**Written request**: Below are records. Copy every line with "Выбор" in it.

----- Entries supplied

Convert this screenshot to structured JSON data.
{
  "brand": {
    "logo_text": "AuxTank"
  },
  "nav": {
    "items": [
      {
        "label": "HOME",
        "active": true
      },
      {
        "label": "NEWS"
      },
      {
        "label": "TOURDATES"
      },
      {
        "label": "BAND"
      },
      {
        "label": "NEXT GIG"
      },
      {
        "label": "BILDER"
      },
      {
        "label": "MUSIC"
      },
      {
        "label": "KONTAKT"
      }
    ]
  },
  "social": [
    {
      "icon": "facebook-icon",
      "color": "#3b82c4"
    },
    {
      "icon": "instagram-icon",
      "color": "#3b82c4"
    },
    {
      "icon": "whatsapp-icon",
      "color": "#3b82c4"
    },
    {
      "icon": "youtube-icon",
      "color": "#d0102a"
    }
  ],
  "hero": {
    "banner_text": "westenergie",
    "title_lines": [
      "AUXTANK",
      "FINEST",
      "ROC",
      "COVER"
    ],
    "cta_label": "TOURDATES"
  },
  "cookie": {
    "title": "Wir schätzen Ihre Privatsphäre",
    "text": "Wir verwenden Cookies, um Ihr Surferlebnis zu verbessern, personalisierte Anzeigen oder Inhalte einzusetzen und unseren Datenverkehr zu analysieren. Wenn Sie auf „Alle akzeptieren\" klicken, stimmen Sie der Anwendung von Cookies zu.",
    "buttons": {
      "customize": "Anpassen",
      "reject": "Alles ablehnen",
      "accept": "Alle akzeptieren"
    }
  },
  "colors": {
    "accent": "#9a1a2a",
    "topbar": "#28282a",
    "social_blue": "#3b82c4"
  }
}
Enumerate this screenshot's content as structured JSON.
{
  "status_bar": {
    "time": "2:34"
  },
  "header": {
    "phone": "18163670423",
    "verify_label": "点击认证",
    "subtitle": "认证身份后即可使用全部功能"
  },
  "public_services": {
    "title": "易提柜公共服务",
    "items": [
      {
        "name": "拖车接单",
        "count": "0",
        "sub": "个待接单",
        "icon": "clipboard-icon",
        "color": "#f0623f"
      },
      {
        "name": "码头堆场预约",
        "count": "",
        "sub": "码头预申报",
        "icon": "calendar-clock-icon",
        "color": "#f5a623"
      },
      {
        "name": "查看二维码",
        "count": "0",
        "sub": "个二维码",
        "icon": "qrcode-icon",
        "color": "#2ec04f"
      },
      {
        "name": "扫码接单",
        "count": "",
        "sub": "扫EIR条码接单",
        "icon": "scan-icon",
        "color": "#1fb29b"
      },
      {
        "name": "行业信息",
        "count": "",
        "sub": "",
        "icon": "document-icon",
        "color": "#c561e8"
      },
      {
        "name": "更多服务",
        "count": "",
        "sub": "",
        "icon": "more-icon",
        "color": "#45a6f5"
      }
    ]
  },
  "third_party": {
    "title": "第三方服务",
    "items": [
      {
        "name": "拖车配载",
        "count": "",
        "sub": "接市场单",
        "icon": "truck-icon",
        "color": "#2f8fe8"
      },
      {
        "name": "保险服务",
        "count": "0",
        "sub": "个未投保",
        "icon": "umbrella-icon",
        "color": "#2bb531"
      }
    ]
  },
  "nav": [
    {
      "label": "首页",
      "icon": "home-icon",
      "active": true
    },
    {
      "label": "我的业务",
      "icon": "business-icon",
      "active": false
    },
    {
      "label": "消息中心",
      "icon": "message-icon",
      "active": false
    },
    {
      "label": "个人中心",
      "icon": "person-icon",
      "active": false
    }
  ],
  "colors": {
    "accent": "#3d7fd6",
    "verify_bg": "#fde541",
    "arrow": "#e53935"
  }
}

----------
----- Entries supplied

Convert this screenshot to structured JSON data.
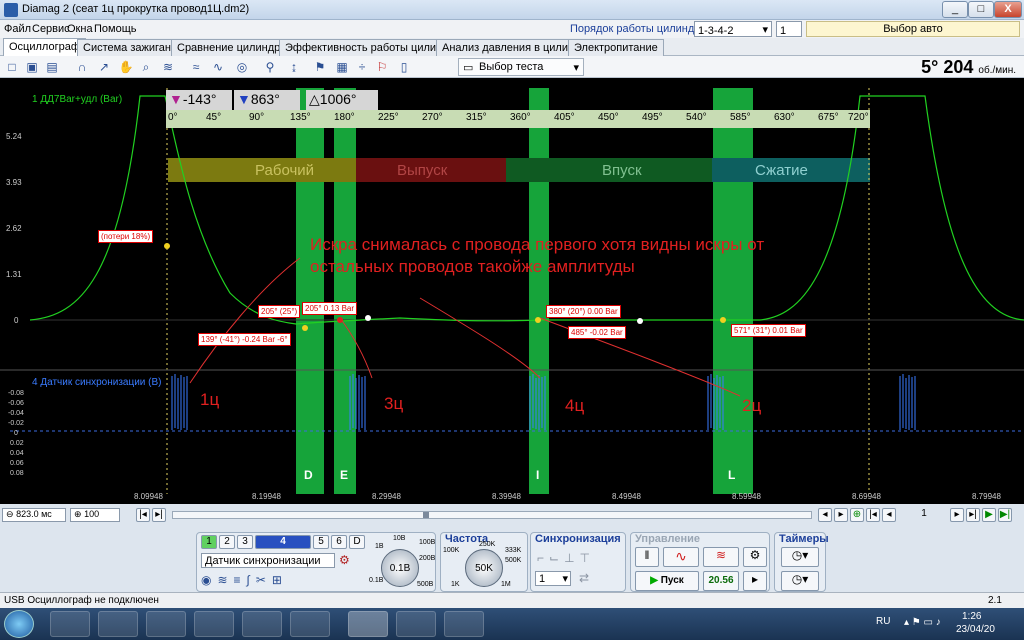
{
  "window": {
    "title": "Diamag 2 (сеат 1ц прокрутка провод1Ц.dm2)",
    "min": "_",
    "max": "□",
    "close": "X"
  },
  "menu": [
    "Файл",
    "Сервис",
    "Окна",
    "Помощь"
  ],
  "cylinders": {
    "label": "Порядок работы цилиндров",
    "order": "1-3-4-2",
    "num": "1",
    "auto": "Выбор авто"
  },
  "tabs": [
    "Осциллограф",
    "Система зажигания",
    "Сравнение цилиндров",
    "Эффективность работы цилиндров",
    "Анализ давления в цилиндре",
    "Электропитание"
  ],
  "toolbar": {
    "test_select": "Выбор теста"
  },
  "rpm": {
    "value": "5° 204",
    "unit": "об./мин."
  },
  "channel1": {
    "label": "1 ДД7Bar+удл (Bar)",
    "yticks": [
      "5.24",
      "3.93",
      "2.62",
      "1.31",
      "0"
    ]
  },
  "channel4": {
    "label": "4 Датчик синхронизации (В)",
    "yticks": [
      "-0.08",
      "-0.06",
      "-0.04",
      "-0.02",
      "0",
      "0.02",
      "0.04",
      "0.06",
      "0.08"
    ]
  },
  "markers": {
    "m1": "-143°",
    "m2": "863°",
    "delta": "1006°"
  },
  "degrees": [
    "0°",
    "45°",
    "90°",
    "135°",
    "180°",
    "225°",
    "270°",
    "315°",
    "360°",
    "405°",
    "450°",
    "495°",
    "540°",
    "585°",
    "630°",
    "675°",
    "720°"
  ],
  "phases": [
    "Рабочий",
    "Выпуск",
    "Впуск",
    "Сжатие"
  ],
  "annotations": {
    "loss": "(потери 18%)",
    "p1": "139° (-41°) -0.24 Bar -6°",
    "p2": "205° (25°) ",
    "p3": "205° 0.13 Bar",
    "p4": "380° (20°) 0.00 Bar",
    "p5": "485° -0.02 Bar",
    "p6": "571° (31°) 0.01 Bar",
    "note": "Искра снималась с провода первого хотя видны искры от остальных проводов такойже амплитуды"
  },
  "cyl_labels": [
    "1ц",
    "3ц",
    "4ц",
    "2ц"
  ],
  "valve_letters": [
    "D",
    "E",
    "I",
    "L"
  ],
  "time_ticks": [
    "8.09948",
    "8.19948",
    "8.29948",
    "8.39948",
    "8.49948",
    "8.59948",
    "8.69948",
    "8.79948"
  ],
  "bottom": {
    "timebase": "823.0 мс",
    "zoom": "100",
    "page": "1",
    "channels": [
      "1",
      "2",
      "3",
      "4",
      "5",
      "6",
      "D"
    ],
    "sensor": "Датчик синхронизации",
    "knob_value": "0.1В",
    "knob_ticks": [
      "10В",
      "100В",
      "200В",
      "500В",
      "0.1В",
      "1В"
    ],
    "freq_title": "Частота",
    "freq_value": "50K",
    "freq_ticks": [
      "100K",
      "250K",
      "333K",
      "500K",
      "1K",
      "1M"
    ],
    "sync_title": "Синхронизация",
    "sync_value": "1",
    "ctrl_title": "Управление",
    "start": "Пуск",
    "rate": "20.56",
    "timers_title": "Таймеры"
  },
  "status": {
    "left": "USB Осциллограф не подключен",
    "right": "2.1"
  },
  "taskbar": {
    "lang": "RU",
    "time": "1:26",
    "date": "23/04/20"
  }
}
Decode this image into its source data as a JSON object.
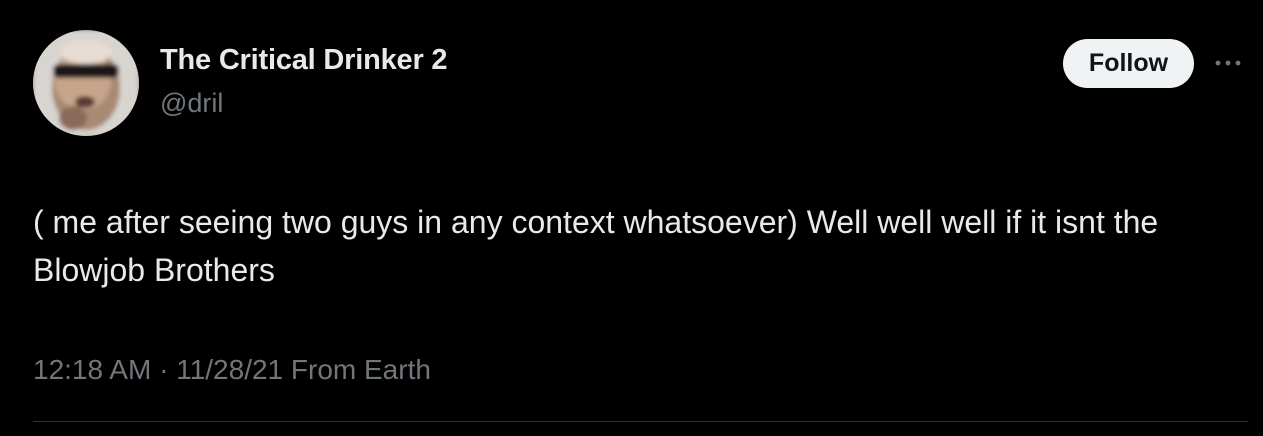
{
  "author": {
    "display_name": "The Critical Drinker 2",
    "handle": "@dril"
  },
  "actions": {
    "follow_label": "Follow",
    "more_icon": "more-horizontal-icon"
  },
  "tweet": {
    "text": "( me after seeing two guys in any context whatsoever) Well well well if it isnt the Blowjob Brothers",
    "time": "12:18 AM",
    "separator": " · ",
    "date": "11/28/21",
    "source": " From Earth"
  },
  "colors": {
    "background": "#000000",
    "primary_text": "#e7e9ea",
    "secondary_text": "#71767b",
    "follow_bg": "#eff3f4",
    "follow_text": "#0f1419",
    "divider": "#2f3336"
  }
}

----------

**Answer to this task**:
    "auto": "Выбор авто"
    "test_select": "Выбор теста"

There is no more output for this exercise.